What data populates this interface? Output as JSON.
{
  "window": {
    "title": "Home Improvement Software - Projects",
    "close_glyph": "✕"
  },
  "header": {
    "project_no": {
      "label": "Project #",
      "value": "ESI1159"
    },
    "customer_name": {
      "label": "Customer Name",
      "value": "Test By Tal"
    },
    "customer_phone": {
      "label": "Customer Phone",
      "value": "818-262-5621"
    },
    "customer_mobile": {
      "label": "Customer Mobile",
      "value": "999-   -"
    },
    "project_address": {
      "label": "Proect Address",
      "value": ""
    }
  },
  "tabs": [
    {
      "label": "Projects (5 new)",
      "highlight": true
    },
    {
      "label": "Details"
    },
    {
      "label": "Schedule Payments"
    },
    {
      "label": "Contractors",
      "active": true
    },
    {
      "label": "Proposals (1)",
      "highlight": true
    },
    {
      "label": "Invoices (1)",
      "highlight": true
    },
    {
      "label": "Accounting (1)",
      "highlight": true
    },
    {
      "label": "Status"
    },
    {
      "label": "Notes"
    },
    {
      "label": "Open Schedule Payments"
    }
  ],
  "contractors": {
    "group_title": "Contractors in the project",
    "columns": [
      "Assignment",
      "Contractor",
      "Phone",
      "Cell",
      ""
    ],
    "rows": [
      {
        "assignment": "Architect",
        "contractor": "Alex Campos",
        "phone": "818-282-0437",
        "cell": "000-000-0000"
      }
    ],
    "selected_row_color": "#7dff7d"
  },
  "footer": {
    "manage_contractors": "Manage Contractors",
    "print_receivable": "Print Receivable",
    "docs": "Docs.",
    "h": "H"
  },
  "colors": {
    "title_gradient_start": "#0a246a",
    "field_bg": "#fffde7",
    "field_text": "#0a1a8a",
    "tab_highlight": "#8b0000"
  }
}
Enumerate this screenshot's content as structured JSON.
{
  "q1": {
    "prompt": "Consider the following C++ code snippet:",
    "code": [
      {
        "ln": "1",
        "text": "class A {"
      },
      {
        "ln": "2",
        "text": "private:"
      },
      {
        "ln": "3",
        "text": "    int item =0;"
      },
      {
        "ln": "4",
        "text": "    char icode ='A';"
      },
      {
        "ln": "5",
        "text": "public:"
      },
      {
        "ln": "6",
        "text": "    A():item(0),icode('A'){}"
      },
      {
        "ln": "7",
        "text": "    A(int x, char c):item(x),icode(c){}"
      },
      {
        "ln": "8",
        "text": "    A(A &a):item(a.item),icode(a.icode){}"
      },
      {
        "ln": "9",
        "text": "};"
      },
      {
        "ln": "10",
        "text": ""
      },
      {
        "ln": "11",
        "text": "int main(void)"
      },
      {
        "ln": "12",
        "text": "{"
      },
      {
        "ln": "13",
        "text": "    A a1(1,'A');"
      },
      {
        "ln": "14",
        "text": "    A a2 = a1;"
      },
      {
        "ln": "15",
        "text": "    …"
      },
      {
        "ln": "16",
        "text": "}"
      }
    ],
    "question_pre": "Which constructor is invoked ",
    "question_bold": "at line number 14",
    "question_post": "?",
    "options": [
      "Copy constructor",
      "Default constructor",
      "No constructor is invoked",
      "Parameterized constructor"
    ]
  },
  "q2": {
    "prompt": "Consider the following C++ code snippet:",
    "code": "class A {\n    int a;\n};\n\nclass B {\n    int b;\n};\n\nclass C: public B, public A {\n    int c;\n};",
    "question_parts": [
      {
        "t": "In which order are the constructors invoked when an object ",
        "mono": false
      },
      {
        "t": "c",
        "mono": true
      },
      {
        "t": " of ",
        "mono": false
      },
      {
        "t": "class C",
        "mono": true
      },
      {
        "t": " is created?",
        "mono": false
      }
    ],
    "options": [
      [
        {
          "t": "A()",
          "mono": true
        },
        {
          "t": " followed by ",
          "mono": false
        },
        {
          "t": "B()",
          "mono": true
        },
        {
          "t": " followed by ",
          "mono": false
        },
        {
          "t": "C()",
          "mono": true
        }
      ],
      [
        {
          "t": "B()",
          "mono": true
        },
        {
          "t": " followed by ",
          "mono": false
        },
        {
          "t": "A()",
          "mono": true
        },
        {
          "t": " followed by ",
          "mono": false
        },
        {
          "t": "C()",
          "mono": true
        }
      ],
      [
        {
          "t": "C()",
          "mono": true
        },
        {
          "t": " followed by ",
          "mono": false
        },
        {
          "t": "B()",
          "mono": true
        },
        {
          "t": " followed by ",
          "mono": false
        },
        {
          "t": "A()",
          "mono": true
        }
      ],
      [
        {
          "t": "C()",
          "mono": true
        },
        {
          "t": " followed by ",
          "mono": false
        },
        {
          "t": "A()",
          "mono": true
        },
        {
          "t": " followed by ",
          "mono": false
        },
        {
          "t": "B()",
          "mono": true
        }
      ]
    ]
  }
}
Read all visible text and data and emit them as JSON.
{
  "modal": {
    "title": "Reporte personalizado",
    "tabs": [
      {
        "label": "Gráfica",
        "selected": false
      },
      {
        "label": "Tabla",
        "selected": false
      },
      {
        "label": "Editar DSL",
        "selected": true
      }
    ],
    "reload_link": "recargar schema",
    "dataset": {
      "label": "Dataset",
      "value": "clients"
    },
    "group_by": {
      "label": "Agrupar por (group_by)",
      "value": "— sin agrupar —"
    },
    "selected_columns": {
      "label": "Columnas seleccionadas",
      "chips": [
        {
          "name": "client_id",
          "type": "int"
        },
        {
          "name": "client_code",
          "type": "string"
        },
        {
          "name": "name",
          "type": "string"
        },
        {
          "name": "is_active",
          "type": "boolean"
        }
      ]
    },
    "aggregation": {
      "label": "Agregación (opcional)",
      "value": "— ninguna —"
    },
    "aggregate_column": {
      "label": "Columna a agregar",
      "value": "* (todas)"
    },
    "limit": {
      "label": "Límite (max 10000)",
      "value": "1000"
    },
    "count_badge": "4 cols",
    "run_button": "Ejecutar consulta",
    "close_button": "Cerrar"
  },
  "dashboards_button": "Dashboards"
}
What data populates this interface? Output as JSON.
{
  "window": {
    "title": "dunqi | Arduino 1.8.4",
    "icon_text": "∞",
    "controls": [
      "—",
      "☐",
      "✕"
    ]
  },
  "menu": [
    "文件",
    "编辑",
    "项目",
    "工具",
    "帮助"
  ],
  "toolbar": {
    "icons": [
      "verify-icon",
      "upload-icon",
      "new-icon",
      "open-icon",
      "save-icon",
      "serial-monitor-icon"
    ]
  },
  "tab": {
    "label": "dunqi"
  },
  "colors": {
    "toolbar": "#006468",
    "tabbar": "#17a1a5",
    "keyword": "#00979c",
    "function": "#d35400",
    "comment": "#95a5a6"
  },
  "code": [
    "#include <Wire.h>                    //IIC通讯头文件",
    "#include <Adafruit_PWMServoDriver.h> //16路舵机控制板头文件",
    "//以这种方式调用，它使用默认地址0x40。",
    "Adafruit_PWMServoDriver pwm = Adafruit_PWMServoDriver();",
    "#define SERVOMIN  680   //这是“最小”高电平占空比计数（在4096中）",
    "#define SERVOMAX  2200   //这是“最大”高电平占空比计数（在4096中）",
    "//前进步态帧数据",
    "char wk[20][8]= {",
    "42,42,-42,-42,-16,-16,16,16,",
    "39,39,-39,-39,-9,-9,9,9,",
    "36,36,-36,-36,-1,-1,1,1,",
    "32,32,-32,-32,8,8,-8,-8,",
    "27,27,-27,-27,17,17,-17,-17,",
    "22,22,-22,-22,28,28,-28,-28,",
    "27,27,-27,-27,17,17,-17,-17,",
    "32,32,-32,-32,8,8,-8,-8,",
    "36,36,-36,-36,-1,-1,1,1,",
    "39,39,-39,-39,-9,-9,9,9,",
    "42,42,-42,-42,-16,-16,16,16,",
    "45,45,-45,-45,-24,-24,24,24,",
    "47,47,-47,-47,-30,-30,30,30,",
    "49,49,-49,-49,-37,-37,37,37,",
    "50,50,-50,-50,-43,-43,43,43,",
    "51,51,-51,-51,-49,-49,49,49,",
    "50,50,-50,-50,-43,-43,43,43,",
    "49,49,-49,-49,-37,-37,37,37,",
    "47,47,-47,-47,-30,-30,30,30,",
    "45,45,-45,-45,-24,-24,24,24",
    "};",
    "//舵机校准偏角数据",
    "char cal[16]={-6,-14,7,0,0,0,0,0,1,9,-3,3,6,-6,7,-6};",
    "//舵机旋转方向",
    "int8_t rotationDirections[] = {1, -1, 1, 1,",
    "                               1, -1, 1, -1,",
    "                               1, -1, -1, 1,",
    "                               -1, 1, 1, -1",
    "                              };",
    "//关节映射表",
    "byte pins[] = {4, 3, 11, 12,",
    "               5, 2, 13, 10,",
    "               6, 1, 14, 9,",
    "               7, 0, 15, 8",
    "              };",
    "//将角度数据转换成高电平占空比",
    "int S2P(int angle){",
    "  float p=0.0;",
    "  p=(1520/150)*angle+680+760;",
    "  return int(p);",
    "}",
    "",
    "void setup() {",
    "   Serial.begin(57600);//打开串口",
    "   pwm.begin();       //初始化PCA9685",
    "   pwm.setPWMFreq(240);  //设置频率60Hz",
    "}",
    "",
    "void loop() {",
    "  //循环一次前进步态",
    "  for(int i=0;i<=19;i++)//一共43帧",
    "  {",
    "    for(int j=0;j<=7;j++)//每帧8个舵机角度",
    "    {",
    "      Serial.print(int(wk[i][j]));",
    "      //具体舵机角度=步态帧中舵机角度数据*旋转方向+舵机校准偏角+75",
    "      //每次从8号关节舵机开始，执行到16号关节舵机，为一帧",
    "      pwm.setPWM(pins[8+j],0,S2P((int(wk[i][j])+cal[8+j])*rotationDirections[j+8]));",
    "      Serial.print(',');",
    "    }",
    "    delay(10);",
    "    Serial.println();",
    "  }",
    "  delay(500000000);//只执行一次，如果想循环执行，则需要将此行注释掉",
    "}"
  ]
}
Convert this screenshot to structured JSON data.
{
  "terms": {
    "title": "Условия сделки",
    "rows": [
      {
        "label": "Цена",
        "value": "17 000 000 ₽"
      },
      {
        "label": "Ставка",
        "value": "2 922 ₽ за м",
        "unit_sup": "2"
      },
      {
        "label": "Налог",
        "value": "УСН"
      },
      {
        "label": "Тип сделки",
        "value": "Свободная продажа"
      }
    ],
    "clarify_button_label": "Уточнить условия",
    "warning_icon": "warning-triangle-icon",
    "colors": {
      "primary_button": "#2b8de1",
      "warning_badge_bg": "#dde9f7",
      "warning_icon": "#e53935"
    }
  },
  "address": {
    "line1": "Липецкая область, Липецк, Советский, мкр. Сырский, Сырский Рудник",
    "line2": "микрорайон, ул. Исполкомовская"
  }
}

■ EXERCISE PROMPT
Every line containing the string "void" must be listed.

■ SOLUTION TO THE EXERCISE
        "text": "int main(void)"
    "void setup() {",
    "void loop() {",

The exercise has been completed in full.